• Stated problem:
Present each line of the listing below as a Markdown table with two columns, Number and Text. Skip any blank lines.

Spatial annotation entries:

- - -

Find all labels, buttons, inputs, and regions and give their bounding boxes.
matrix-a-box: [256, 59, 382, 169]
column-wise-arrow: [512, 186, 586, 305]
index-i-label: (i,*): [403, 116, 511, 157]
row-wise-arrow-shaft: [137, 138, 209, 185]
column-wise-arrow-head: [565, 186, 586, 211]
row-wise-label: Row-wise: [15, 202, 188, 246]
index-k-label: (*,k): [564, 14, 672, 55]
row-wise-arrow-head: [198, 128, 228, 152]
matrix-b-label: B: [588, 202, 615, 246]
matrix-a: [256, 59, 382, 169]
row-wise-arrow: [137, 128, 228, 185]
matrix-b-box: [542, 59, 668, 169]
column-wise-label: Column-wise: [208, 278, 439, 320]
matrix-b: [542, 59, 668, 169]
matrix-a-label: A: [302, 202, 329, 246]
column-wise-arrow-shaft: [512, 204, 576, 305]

- - -

• Task response:
| Number | Text |
|---|---|
| 1 | Find all labels, buttons, inputs, and regions and give their bounding boxes. |
| 2 | matrix-a-box: [256, 59, 382, 169] |
| 3 | column-wise-arrow: [512, 186, 586, 305] |
| 4 | index-i-label: (i,*): [403, 116, 511, 157] |
| 5 | row-wise-arrow-shaft: [137, 138, 209, 185] |
| 6 | column-wise-arrow-head: [565, 186, 586, 211] |
| 7 | row-wise-label: Row-wise: [15, 202, 188, 246] |
| 8 | index-k-label: (*,k): [564, 14, 672, 55] |
| 9 | row-wise-arrow-head: [198, 128, 228, 152] |
| 10 | matrix-b-label: B: [588, 202, 615, 246] |
| 11 | matrix-a: [256, 59, 382, 169] |
| 12 | row-wise-arrow: [137, 128, 228, 185] |
| 13 | matrix-b-box: [542, 59, 668, 169] |
| 14 | column-wise-label: Column-wise: [208, 278, 439, 320] |
| 15 | matrix-b: [542, 59, 668, 169] |
| 16 | matrix-a-label: A: [302, 202, 329, 246] |
| 17 | column-wise-arrow-shaft: [512, 204, 576, 305] |